TASK DETAILS: Every entry below must appear again, exactly as written.

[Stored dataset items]
##########
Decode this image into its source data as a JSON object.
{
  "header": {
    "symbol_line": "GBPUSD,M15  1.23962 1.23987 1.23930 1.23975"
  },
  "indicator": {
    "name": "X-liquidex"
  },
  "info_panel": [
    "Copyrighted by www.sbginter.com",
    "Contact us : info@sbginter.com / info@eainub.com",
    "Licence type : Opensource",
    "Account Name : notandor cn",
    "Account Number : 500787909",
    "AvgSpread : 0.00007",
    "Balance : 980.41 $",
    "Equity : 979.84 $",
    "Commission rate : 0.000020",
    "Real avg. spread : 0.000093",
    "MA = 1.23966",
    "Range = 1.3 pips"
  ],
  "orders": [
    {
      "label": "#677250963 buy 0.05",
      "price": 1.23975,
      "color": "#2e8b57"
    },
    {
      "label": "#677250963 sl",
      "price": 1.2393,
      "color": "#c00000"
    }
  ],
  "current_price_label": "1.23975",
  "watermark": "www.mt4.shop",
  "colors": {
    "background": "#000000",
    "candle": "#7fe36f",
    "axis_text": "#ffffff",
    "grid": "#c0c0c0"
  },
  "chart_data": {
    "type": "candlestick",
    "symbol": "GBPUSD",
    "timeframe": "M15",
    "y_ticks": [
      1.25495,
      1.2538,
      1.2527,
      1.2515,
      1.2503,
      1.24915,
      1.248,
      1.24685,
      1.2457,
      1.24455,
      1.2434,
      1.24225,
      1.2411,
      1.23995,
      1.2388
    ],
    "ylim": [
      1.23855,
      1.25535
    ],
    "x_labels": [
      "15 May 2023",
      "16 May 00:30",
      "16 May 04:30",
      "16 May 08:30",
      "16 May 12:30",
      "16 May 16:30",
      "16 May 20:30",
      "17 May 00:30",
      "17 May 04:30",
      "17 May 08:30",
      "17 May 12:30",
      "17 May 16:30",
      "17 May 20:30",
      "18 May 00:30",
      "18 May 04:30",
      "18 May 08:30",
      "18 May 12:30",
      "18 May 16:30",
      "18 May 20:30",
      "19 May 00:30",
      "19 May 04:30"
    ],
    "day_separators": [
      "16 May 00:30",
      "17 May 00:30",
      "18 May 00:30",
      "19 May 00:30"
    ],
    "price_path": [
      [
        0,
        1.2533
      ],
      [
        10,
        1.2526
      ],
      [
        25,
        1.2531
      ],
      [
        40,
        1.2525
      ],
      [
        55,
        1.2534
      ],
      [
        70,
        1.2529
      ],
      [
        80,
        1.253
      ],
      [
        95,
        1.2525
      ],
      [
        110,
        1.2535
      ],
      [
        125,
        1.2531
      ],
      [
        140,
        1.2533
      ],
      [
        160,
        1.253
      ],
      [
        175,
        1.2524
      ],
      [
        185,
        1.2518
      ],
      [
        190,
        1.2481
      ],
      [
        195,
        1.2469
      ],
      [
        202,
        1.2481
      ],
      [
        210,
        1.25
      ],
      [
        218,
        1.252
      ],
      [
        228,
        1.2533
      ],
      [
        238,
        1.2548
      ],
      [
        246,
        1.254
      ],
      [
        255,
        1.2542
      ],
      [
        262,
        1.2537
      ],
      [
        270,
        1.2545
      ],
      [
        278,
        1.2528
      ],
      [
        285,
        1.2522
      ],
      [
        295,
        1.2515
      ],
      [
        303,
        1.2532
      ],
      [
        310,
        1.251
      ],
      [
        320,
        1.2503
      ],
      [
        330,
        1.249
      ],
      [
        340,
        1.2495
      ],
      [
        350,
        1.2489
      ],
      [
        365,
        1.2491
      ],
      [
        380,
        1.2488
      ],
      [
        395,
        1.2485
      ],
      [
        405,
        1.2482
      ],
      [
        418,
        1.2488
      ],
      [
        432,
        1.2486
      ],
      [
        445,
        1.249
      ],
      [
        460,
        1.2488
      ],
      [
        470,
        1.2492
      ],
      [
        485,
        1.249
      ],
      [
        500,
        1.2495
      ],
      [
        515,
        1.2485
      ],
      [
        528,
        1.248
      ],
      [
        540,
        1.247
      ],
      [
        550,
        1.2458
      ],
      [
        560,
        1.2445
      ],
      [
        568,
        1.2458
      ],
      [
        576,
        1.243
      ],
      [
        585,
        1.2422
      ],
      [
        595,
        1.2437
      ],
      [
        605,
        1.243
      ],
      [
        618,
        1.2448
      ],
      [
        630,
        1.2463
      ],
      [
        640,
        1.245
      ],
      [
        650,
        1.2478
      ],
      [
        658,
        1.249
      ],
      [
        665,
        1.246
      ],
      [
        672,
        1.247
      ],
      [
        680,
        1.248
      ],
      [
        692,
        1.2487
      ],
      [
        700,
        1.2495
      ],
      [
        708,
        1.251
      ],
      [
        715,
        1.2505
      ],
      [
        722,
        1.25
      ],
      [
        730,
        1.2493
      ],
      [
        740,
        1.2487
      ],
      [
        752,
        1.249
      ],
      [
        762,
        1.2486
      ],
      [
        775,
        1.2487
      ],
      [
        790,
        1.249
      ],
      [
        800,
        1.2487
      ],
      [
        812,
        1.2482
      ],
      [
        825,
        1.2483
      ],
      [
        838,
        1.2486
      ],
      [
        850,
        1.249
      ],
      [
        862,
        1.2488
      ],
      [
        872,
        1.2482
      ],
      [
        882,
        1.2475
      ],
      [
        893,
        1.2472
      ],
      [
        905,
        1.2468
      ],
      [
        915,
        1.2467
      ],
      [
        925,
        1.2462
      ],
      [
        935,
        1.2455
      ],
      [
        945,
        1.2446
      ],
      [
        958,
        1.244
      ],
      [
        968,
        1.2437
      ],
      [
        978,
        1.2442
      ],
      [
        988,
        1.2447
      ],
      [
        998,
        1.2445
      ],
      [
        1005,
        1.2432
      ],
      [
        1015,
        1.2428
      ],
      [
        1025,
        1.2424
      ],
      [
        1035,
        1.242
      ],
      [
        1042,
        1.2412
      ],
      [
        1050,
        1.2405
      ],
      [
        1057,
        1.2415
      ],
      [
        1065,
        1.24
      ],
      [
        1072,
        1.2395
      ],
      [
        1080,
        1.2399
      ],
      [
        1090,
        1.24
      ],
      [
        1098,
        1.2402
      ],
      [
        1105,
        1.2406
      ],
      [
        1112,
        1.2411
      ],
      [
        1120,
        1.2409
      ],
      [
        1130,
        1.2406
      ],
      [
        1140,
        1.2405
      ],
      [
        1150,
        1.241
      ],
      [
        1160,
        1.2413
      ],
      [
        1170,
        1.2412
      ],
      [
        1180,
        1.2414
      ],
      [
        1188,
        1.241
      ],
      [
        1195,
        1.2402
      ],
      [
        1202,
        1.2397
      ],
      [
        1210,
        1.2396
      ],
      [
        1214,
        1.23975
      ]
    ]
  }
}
##########
THE ANSWER:
Decode this image into its source data as a JSON object.
{
  "header": {
    "symbol_line": "GBPUSD,M15  1.23962 1.23987 1.23930 1.23975"
  },
  "indicator": {
    "name": "X-liquidex"
  },
  "info_panel": [
    "Copyrighted by www.sbginter.com",
    "Contact us : info@sbginter.com / info@eainub.com",
    "Licence type : Opensource",
    "Account Name : notandor cn",
    "Account Number : 500787909",
    "AvgSpread : 0.00007",
    "Balance : 980.41 $",
    "Equity : 979.84 $",
    "Commission rate : 0.000020",
    "Real avg. spread : 0.000093",
    "MA = 1.23966",
    "Range = 1.3 pips"
  ],
  "orders": [
    {
      "label": "#677250963 buy 0.05",
      "price": 1.23975,
      "color": "#2e8b57"
    },
    {
      "label": "#677250963 sl",
      "price": 1.2393,
      "color": "#c00000"
    }
  ],
  "current_price_label": "1.23975",
  "watermark": "www.mt4.shop",
  "colors": {
    "background": "#000000",
    "candle": "#7fe36f",
    "axis_text": "#ffffff",
    "grid": "#c0c0c0"
  },
  "chart_data": {
    "type": "candlestick",
    "symbol": "GBPUSD",
    "timeframe": "M15",
    "y_ticks": [
      1.25495,
      1.2538,
      1.2527,
      1.2515,
      1.2503,
      1.24915,
      1.248,
      1.24685,
      1.2457,
      1.24455,
      1.2434,
      1.24225,
      1.2411,
      1.23995,
      1.2388
    ],
    "ylim": [
      1.23855,
      1.25535
    ],
    "x_labels": [
      "15 May 2023",
      "16 May 00:30",
      "16 May 04:30",
      "16 May 08:30",
      "16 May 12:30",
      "16 May 16:30",
      "16 May 20:30",
      "17 May 00:30",
      "17 May 04:30",
      "17 May 08:30",
      "17 May 12:30",
      "17 May 16:30",
      "17 May 20:30",
      "18 May 00:30",
      "18 May 04:30",
      "18 May 08:30",
      "18 May 12:30",
      "18 May 16:30",
      "18 May 20:30",
      "19 May 00:30",
      "19 May 04:30"
    ],
    "day_separators": [
      "16 May 00:30",
      "17 May 00:30",
      "18 May 00:30",
      "19 May 00:30"
    ],
    "price_path": [
      [
        0,
        1.2533
      ],
      [
        10,
        1.2526
      ],
      [
        25,
        1.2531
      ],
      [
        40,
        1.2525
      ],
      [
        55,
        1.2534
      ],
      [
        70,
        1.2529
      ],
      [
        80,
        1.253
      ],
      [
        95,
        1.2525
      ],
      [
        110,
        1.2535
      ],
      [
        125,
        1.2531
      ],
      [
        140,
        1.2533
      ],
      [
        160,
        1.253
      ],
      [
        175,
        1.2524
      ],
      [
        185,
        1.2518
      ],
      [
        190,
        1.2481
      ],
      [
        195,
        1.2469
      ],
      [
        202,
        1.2481
      ],
      [
        210,
        1.25
      ],
      [
        218,
        1.252
      ],
      [
        228,
        1.2533
      ],
      [
        238,
        1.2548
      ],
      [
        246,
        1.254
      ],
      [
        255,
        1.2542
      ],
      [
        262,
        1.2537
      ],
      [
        270,
        1.2545
      ],
      [
        278,
        1.2528
      ],
      [
        285,
        1.2522
      ],
      [
        295,
        1.2515
      ],
      [
        303,
        1.2532
      ],
      [
        310,
        1.251
      ],
      [
        320,
        1.2503
      ],
      [
        330,
        1.249
      ],
      [
        340,
        1.2495
      ],
      [
        350,
        1.2489
      ],
      [
        365,
        1.2491
      ],
      [
        380,
        1.2488
      ],
      [
        395,
        1.2485
      ],
      [
        405,
        1.2482
      ],
      [
        418,
        1.2488
      ],
      [
        432,
        1.2486
      ],
      [
        445,
        1.249
      ],
      [
        460,
        1.2488
      ],
      [
        470,
        1.2492
      ],
      [
        485,
        1.249
      ],
      [
        500,
        1.2495
      ],
      [
        515,
        1.2485
      ],
      [
        528,
        1.248
      ],
      [
        540,
        1.247
      ],
      [
        550,
        1.2458
      ],
      [
        560,
        1.2445
      ],
      [
        568,
        1.2458
      ],
      [
        576,
        1.243
      ],
      [
        585,
        1.2422
      ],
      [
        595,
        1.2437
      ],
      [
        605,
        1.243
      ],
      [
        618,
        1.2448
      ],
      [
        630,
        1.2463
      ],
      [
        640,
        1.245
      ],
      [
        650,
        1.2478
      ],
      [
        658,
        1.249
      ],
      [
        665,
        1.246
      ],
      [
        672,
        1.247
      ],
      [
        680,
        1.248
      ],
      [
        692,
        1.2487
      ],
      [
        700,
        1.2495
      ],
      [
        708,
        1.251
      ],
      [
        715,
        1.2505
      ],
      [
        722,
        1.25
      ],
      [
        730,
        1.2493
      ],
      [
        740,
        1.2487
      ],
      [
        752,
        1.249
      ],
      [
        762,
        1.2486
      ],
      [
        775,
        1.2487
      ],
      [
        790,
        1.249
      ],
      [
        800,
        1.2487
      ],
      [
        812,
        1.2482
      ],
      [
        825,
        1.2483
      ],
      [
        838,
        1.2486
      ],
      [
        850,
        1.249
      ],
      [
        862,
        1.2488
      ],
      [
        872,
        1.2482
      ],
      [
        882,
        1.2475
      ],
      [
        893,
        1.2472
      ],
      [
        905,
        1.2468
      ],
      [
        915,
        1.2467
      ],
      [
        925,
        1.2462
      ],
      [
        935,
        1.2455
      ],
      [
        945,
        1.2446
      ],
      [
        958,
        1.244
      ],
      [
        968,
        1.2437
      ],
      [
        978,
        1.2442
      ],
      [
        988,
        1.2447
      ],
      [
        998,
        1.2445
      ],
      [
        1005,
        1.2432
      ],
      [
        1015,
        1.2428
      ],
      [
        1025,
        1.2424
      ],
      [
        1035,
        1.242
      ],
      [
        1042,
        1.2412
      ],
      [
        1050,
        1.2405
      ],
      [
        1057,
        1.2415
      ],
      [
        1065,
        1.24
      ],
      [
        1072,
        1.2395
      ],
      [
        1080,
        1.2399
      ],
      [
        1090,
        1.24
      ],
      [
        1098,
        1.2402
      ],
      [
        1105,
        1.2406
      ],
      [
        1112,
        1.2411
      ],
      [
        1120,
        1.2409
      ],
      [
        1130,
        1.2406
      ],
      [
        1140,
        1.2405
      ],
      [
        1150,
        1.241
      ],
      [
        1160,
        1.2413
      ],
      [
        1170,
        1.2412
      ],
      [
        1180,
        1.2414
      ],
      [
        1188,
        1.241
      ],
      [
        1195,
        1.2402
      ],
      [
        1202,
        1.2397
      ],
      [
        1210,
        1.2396
      ],
      [
        1214,
        1.23975
      ]
    ]
  }
}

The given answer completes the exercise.